Приведённый отрывок:
К маленькой кучке искренне ненавидящих “эту страну”, презирающих Россию и русских как “быдло”, относились как к больным. Иногда это извиняли страданиями в тюрьмах… Того, что именно эти люди всего через четыре-пять лет уничтожат СССР, захватят СМИ, власть и собственность в России, никто не мог представить в самом страшном сне.

Как трамплин для большой карьеры и заработка начавшуюся шумную волну социальной неформальщины тогда воспринимало всего два-три человека. Причём не преуспели даже они, – имею в виду Пельмана, Скворцова и ещё двоих-троих всерьёз относящихся к своим титулам “вождей клубов”. Тем временем Кагарлицкий, Павловский и Игрунов успешно ресоциализировались после отсидок, ссылок и тому подобного. Настоящие упертые диссиденты всех их считали соглашателями, предателями, всем рассказывали гадости про их гадкое поведение на следствии.

Однако для большинства неформалов это была чистая игра и самодеятельность, глоток свободы и солидарности в попытке самим реализовать хоть маленькую справедливость. Без копейки денег, в чужих помещениях на птичьих правах (выгоняли из них обычно после 3-4 заседания), на одной личной и групповой энергии, связях и коммуникативных возможностях... Цели и перспективы были почти всем абсолютно не ясны.

Задания:
(1) Ответьте на вопросы по отрывку о неформалах:
(a) Через сколько лет, по словам автора, маленькая кучка ненавидящих «эту страну» уничтожит СССР?
(b) Сколько человек воспринимали волну социальной неформальщины как трамплин для карьеры и заработка?
(c) После какого по счёту заседания неформалов обычно выгоняли из чужих помещений?
(2) Перечислите все фамилии людей, которые упоминаются в отрывке о неформалах.
(3) Воспроизведите часть отрывка о неформалах: начните со слов «Как трамплин для» и остановитесь после слов «поведение на следствии.».
Строки с данными для работы не понадобятся.

(Данные о положении элементов)
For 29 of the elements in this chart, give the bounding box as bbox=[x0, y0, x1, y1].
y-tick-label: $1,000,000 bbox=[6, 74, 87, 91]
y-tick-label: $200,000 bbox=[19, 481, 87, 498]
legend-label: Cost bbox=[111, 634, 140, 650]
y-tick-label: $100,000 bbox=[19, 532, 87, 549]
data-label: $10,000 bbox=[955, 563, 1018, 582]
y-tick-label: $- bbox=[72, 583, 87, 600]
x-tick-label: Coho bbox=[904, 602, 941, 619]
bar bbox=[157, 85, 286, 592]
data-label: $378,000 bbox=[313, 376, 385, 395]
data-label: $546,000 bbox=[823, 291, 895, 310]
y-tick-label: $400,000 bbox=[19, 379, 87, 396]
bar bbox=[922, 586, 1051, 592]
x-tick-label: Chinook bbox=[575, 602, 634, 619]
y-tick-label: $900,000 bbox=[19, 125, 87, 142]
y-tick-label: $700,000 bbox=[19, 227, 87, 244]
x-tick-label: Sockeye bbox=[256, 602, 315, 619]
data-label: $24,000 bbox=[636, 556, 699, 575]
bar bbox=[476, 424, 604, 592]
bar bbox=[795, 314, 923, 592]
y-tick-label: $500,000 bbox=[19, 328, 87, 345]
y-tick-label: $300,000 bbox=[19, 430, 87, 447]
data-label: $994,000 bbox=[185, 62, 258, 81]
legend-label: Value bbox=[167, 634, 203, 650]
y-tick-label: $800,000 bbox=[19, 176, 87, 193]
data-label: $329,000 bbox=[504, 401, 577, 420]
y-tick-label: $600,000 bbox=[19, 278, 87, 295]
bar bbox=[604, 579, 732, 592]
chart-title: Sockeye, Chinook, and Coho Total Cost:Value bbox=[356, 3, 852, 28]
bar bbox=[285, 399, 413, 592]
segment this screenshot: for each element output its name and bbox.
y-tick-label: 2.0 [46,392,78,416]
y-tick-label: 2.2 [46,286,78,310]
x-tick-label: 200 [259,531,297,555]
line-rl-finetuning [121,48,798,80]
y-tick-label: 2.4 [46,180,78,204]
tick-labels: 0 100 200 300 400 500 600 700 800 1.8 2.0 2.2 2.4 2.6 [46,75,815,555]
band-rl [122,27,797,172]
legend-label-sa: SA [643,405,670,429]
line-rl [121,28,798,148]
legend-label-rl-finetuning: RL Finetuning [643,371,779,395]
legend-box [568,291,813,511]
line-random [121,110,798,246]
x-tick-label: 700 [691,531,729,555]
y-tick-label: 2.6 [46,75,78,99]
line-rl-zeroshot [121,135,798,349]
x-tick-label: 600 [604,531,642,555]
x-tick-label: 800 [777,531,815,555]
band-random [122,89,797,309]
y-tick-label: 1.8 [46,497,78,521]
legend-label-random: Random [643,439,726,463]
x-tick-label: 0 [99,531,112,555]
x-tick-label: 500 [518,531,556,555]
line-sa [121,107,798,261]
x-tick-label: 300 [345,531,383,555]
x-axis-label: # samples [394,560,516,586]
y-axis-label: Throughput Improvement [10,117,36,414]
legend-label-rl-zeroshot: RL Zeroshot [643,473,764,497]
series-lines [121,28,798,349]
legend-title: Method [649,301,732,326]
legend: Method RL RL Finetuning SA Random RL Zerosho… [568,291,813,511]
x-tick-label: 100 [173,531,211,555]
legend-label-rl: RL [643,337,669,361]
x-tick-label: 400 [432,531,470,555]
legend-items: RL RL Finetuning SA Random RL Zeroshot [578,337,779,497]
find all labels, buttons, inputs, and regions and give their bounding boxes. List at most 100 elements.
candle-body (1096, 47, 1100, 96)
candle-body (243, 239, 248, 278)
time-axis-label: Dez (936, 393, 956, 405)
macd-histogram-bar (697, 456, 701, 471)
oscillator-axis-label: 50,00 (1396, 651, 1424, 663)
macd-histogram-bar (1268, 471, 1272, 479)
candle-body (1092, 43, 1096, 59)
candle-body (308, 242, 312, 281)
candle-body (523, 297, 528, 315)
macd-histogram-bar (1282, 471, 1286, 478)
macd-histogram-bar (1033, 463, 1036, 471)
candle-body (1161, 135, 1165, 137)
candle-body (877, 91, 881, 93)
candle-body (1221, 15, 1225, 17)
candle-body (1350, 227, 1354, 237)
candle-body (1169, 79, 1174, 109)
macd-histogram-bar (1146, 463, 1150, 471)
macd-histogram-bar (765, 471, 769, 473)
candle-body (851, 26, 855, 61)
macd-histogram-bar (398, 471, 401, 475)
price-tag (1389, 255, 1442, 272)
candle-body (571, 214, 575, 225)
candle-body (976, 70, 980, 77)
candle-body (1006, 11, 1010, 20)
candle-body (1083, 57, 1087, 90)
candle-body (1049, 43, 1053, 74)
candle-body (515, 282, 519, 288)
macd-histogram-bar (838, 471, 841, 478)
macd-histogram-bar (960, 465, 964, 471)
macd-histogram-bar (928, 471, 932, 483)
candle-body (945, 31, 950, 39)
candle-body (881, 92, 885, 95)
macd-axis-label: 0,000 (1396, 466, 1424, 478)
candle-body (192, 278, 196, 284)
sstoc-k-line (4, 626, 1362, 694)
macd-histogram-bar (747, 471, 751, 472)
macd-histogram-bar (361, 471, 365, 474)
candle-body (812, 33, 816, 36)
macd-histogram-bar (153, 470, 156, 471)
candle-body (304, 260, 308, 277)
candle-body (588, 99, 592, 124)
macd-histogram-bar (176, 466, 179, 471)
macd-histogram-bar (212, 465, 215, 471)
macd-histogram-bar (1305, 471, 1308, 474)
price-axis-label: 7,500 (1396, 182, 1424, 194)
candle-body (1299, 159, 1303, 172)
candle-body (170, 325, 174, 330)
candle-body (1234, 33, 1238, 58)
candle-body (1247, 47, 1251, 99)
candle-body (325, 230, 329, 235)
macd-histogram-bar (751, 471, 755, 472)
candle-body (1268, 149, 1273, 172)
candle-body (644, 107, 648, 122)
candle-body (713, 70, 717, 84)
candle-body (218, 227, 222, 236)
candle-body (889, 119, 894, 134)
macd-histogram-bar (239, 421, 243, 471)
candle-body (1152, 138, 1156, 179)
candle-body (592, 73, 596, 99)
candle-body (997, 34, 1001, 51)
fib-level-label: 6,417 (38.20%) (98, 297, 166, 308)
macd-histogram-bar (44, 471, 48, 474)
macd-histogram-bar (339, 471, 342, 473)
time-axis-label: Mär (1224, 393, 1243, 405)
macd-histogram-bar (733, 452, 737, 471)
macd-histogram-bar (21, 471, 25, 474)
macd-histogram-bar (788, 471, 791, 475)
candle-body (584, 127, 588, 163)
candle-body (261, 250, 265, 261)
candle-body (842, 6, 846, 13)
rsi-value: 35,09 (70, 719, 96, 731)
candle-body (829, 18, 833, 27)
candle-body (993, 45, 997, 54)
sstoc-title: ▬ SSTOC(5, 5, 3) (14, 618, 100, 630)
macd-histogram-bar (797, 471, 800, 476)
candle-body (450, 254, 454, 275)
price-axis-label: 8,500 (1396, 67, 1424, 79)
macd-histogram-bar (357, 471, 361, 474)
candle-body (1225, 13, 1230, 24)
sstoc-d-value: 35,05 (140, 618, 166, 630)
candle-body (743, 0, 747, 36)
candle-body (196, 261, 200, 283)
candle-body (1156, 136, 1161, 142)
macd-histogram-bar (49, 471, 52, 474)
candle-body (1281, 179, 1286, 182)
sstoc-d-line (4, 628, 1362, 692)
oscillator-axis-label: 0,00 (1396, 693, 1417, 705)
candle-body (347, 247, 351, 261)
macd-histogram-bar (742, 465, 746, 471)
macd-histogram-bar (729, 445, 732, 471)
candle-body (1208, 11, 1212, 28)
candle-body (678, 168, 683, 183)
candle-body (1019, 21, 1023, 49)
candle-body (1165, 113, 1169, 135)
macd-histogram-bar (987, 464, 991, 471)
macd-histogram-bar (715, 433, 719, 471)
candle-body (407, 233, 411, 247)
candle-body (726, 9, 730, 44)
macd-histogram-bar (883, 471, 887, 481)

Ответы:
(1)
(a) Всего через четыре-пять лет.
(b) Всего два-три человека.
(c) Обычно после 3-4 заседания.

(2) Пельман, Скворцов, Кагарлицкий, Павловский, Игрунов.

(3)
Как трамплин для большой карьеры и заработка начавшуюся шумную волну социальной неформальщины тогда воспринимало всего два-три человека. Причём не преуспели даже они, – имею в виду Пельмана, Скворцова и ещё двоих-троих всерьёз относящихся к своим титулам “вождей клубов”. Тем временем Кагарлицкий, Павловский и Игрунов успешно ресоциализировались после отсидок, ссылок и тому подобного. Настоящие упертые диссиденты всех их считали соглашателями, предателями, всем рассказывали гадости про их гадкое поведение на следствии.